* _Records_
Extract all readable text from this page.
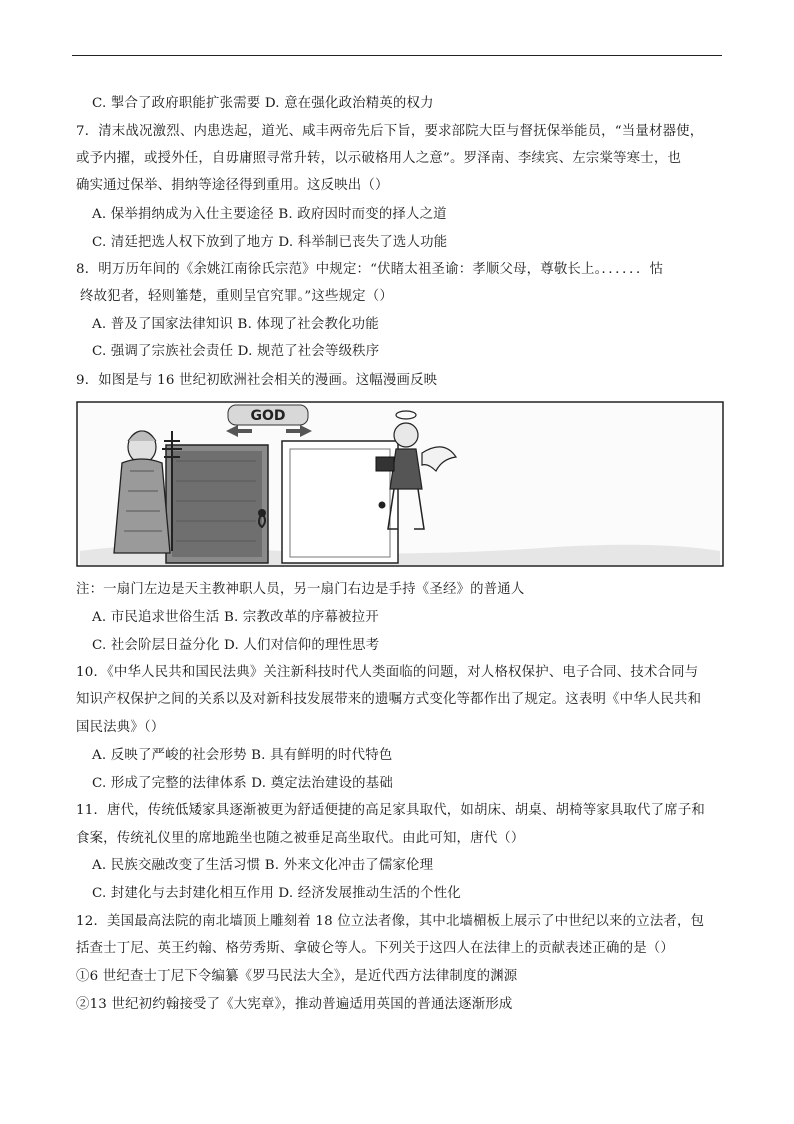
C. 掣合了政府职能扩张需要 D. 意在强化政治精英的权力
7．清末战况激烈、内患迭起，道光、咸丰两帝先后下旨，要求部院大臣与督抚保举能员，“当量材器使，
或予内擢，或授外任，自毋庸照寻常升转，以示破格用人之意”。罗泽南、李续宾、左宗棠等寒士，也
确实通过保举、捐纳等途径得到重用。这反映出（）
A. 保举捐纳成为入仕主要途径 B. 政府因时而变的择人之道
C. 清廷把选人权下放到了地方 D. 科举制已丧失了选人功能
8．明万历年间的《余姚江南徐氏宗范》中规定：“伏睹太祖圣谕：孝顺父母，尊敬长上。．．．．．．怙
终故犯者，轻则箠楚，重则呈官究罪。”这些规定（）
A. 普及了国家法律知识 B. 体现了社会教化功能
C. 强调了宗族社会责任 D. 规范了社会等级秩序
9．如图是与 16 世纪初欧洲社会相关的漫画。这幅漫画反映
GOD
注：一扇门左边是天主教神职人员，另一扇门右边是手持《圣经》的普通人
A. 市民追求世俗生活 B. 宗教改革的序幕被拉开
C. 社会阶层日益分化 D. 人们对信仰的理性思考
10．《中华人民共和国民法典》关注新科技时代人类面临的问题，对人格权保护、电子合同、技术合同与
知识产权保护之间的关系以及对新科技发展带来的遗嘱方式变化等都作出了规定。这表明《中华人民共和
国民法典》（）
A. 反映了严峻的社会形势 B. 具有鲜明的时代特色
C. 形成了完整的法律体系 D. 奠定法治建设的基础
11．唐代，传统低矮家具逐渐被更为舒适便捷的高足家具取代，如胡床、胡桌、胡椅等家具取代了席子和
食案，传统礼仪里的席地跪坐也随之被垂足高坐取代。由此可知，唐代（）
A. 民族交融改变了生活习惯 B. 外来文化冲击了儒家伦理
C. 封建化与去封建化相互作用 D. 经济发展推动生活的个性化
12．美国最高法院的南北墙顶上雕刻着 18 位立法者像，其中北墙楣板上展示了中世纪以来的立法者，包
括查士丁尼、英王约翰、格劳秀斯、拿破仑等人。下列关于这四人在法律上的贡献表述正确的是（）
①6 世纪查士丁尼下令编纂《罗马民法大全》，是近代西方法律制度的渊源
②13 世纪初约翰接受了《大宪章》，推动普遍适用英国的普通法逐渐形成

---

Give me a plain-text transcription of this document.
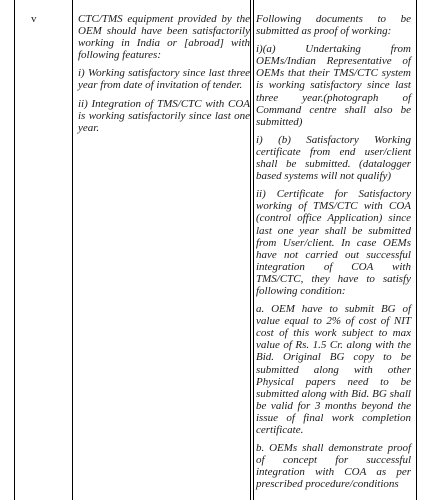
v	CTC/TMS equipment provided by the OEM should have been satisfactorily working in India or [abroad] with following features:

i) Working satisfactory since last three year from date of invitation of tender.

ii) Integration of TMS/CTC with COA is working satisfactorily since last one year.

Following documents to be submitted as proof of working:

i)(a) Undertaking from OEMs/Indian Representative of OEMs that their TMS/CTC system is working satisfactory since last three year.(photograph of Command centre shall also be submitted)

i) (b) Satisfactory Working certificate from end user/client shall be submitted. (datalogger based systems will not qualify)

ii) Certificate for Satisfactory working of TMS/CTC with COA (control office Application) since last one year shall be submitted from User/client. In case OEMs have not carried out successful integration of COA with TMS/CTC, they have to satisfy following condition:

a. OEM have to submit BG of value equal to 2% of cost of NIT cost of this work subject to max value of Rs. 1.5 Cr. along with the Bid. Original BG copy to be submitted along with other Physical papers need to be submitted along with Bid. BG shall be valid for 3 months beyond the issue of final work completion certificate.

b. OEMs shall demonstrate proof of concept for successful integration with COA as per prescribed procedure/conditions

--

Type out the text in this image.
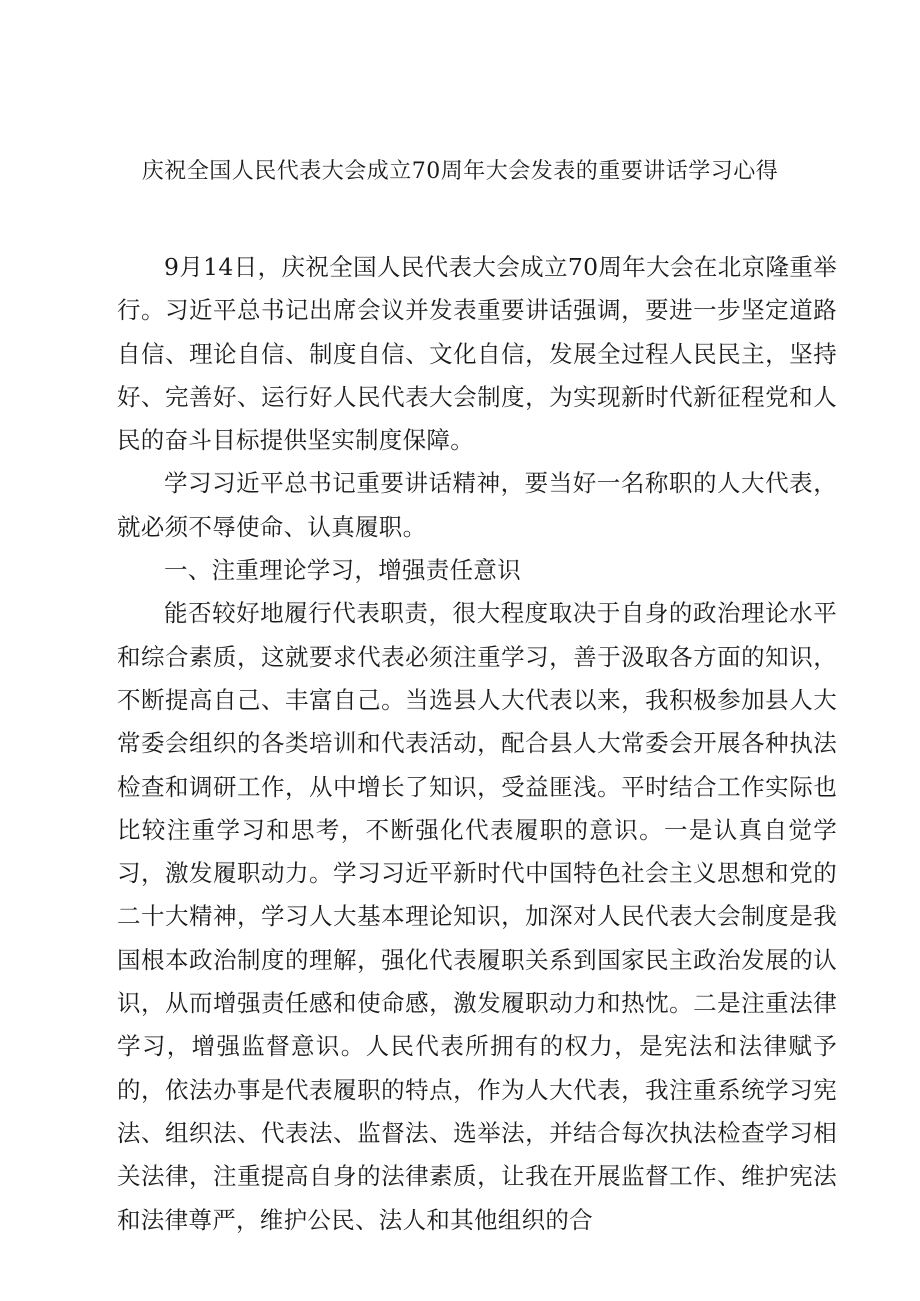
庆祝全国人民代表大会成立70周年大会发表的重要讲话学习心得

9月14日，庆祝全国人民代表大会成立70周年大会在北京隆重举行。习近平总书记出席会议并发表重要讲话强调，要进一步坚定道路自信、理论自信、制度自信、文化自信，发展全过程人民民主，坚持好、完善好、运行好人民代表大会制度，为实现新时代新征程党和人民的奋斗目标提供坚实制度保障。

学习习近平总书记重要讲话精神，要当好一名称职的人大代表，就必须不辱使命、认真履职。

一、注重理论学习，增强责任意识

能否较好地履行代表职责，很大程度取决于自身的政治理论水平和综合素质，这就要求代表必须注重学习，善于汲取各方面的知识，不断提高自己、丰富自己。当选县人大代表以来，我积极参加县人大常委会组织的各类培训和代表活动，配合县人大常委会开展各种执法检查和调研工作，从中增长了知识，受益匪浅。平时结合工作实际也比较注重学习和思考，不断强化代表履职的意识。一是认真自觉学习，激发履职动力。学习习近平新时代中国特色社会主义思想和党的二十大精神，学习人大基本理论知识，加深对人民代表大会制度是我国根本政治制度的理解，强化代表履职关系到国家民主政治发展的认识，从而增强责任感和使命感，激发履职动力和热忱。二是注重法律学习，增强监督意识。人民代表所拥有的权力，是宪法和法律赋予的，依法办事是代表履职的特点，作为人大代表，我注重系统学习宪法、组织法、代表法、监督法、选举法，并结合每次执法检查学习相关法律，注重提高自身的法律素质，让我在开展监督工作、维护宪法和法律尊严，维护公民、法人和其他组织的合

* _GIVEN EXERCISE_
Identify every line above that includes the word "year", and show those lines.

* _TASK ANSWER_
i) Working satisfactory since last three year from date of invitation of tender.
ii) Integration of TMS/CTC with COA is working satisfactorily since last one year.
i)(a) Undertaking from OEMs/Indian Representative of OEMs that their TMS/CTC system is working satisfactory since last three year.(photograph of Command centre shall also be submitted)
ii) Certificate for Satisfactory working of TMS/CTC with COA (control office Application) since last one year shall be submitted from User/client. In case OEMs have not carried out successful integration of COA with TMS/CTC, they have to satisfy following condition:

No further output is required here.